▶ AIM
Without the pictures, reproduce the records that follow exactly.

▶ DATA LINES
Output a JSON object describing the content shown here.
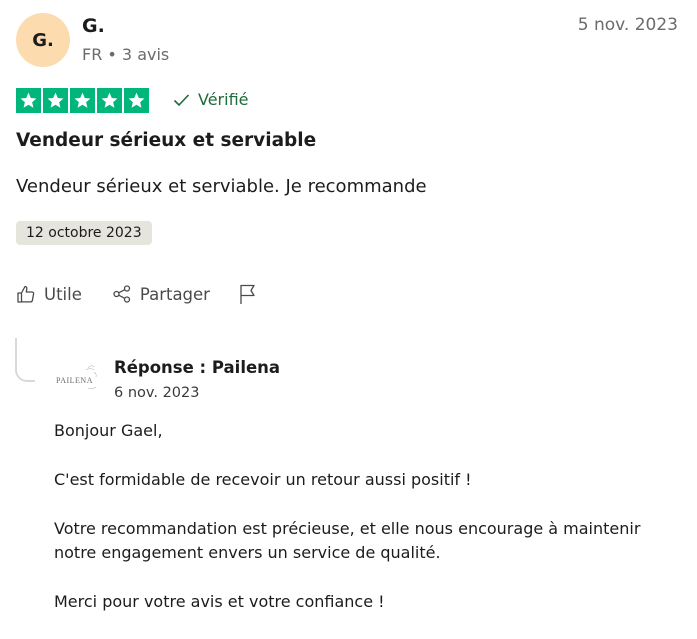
{
  "review": {
    "avatar_initials": "G.",
    "author_name": "G.",
    "author_meta": "FR • 3 avis",
    "date": "5 nov. 2023",
    "rating": 5,
    "verified_label": "Vérifié",
    "title": "Vendeur sérieux et serviable",
    "text": "Vendeur sérieux et serviable. Je recommande",
    "experience_date": "12 octobre 2023"
  },
  "actions": {
    "useful_label": "Utile",
    "share_label": "Partager"
  },
  "reply": {
    "logo_text": "PAILENA",
    "company": "Réponse : Pailena",
    "date": "6 nov. 2023",
    "paragraphs": [
      "Bonjour Gael,",
      "C'est formidable de recevoir un retour aussi positif !",
      "Votre recommandation est précieuse, et elle nous encourage à maintenir notre engagement envers un service de qualité.",
      "Merci pour votre avis et votre confiance !"
    ]
  },
  "colors": {
    "star_green": "#00b67a",
    "verified_green": "#1c6b3a",
    "avatar_bg": "#fcdcaf"
  }
}
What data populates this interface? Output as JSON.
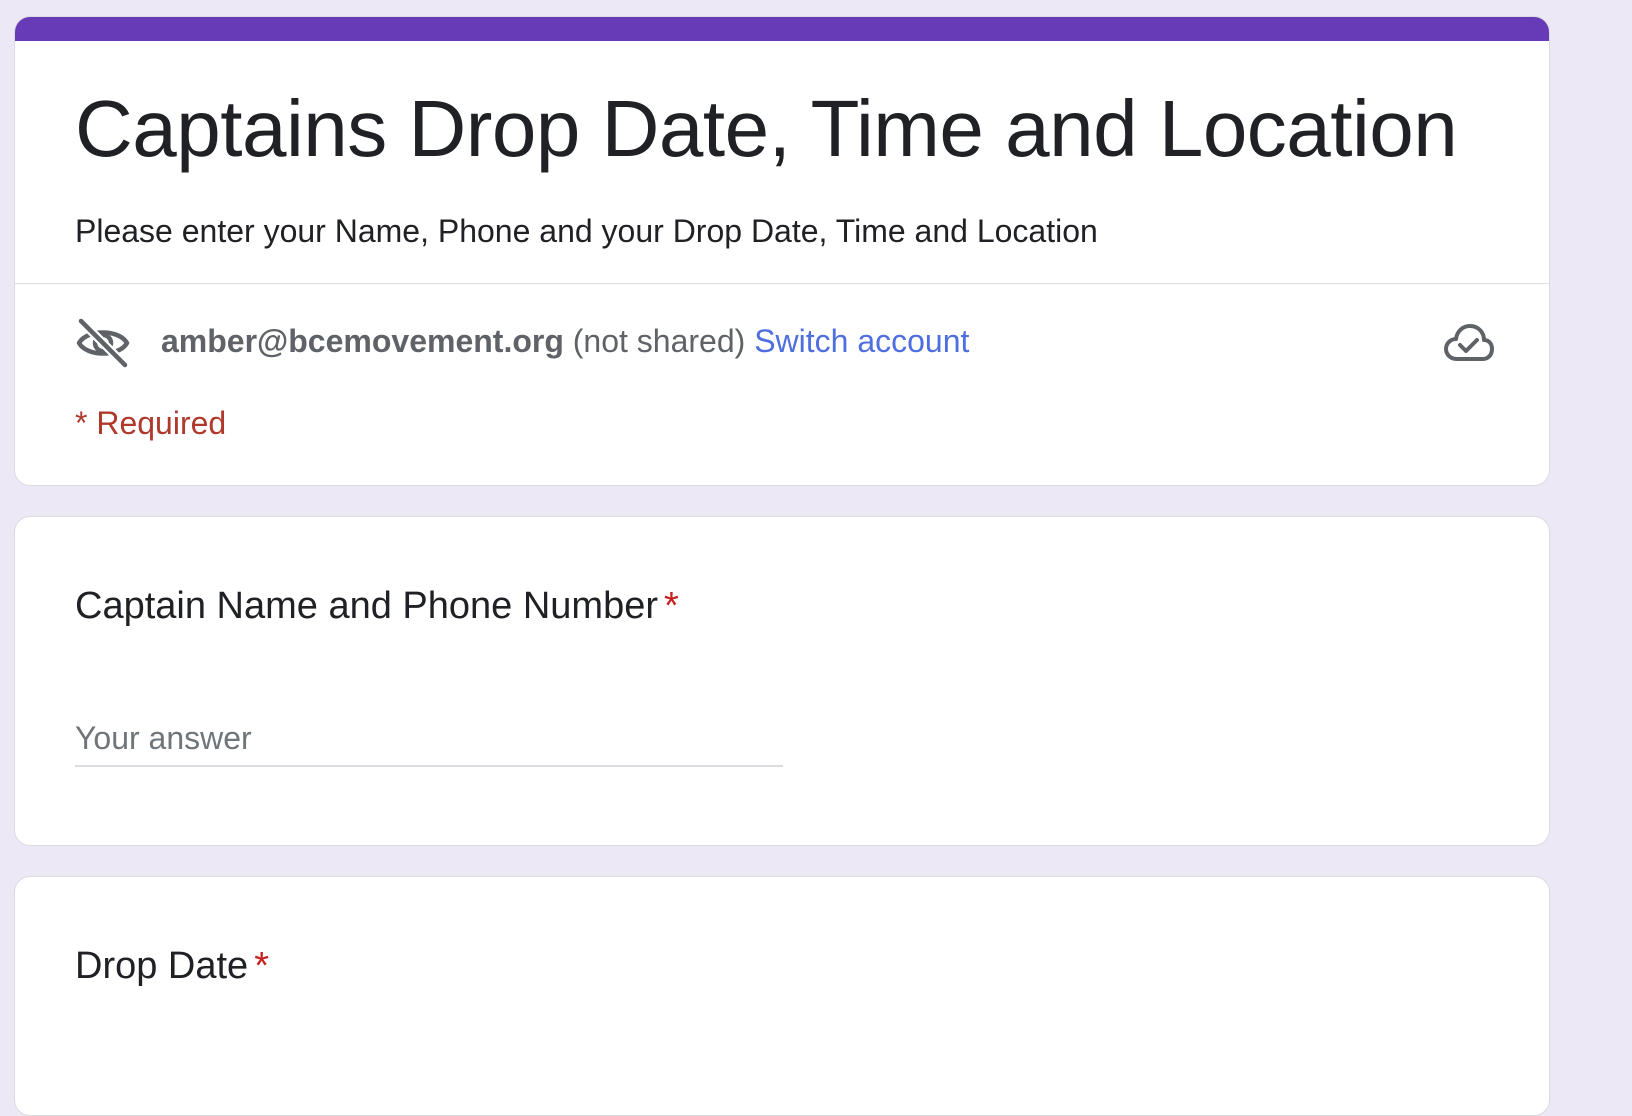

▶ WORKED SOLUTION
Output a JSON object describing the content shown here.
{
  "review": {
    "avatar_initials": "G.",
    "author_name": "G.",
    "author_meta": "FR • 3 avis",
    "date": "5 nov. 2023",
    "rating": 5,
    "verified_label": "Vérifié",
    "title": "Vendeur sérieux et serviable",
    "text": "Vendeur sérieux et serviable. Je recommande",
    "experience_date": "12 octobre 2023"
  },
  "actions": {
    "useful_label": "Utile",
    "share_label": "Partager"
  },
  "reply": {
    "logo_text": "PAILENA",
    "company": "Réponse : Pailena",
    "date": "6 nov. 2023",
    "paragraphs": [
      "Bonjour Gael,",
      "C'est formidable de recevoir un retour aussi positif !",
      "Votre recommandation est précieuse, et elle nous encourage à maintenir notre engagement envers un service de qualité.",
      "Merci pour votre avis et votre confiance !"
    ]
  },
  "colors": {
    "star_green": "#00b67a",
    "verified_green": "#1c6b3a",
    "avatar_bg": "#fcdcaf"
  }
}
What data populates this interface? Output as JSON.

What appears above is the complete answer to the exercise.